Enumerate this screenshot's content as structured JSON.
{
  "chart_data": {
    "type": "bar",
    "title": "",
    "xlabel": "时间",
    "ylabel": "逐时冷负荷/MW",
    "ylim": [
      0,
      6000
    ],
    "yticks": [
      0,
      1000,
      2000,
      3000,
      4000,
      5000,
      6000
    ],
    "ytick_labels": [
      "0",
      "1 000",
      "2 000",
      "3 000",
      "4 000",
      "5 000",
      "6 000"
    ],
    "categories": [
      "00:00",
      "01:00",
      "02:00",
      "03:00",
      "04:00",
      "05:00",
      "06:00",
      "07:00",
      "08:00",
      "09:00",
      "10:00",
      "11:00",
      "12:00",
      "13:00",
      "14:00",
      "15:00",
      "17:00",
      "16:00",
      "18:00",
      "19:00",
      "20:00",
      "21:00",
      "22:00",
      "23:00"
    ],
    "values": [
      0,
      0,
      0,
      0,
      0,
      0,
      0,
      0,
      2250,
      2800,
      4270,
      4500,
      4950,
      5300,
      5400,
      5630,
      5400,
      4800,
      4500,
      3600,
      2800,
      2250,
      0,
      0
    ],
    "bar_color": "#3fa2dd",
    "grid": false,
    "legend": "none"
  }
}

What to work on: Quote each line of the data above exactly as written.

Reply to the task:
Enumerate this screenshot's content as structured JSON.
{
  "chart_data": {
    "type": "bar",
    "title": "",
    "xlabel": "时间",
    "ylabel": "逐时冷负荷/MW",
    "ylim": [
      0,
      6000
    ],
    "yticks": [
      0,
      1000,
      2000,
      3000,
      4000,
      5000,
      6000
    ],
    "ytick_labels": [
      "0",
      "1 000",
      "2 000",
      "3 000",
      "4 000",
      "5 000",
      "6 000"
    ],
    "categories": [
      "00:00",
      "01:00",
      "02:00",
      "03:00",
      "04:00",
      "05:00",
      "06:00",
      "07:00",
      "08:00",
      "09:00",
      "10:00",
      "11:00",
      "12:00",
      "13:00",
      "14:00",
      "15:00",
      "17:00",
      "16:00",
      "18:00",
      "19:00",
      "20:00",
      "21:00",
      "22:00",
      "23:00"
    ],
    "values": [
      0,
      0,
      0,
      0,
      0,
      0,
      0,
      0,
      2250,
      2800,
      4270,
      4500,
      4950,
      5300,
      5400,
      5630,
      5400,
      4800,
      4500,
      3600,
      2800,
      2250,
      0,
      0
    ],
    "bar_color": "#3fa2dd",
    "grid": false,
    "legend": "none"
  }
}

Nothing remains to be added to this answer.